Provide only the number of lines in the data below that contain the word "name".

_Data shown_:
......
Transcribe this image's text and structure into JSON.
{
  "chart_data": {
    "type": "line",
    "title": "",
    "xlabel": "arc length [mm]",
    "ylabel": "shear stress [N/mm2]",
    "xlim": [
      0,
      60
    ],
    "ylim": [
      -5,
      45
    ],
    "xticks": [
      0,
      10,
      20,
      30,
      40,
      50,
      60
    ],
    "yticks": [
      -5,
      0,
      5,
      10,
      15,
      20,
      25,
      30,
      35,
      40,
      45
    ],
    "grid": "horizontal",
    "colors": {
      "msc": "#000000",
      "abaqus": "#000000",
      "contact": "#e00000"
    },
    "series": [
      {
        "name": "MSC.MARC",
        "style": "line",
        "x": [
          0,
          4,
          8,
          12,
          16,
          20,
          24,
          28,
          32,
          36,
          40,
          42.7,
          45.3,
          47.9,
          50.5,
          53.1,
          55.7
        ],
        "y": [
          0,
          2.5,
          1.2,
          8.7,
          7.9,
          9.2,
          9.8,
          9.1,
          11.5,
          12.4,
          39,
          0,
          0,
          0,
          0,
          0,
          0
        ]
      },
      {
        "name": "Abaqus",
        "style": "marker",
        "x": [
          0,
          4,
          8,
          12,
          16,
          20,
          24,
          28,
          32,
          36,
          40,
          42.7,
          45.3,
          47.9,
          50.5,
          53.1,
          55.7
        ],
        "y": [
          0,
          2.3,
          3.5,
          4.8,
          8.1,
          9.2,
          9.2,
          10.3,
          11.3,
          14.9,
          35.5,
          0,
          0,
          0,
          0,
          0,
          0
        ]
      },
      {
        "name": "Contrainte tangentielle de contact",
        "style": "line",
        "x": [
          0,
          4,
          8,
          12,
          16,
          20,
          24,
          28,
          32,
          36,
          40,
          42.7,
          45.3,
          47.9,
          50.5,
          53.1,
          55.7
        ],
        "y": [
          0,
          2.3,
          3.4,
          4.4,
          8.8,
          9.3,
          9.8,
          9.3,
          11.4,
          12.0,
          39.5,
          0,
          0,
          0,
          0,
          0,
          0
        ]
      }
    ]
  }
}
......
_In response_: 3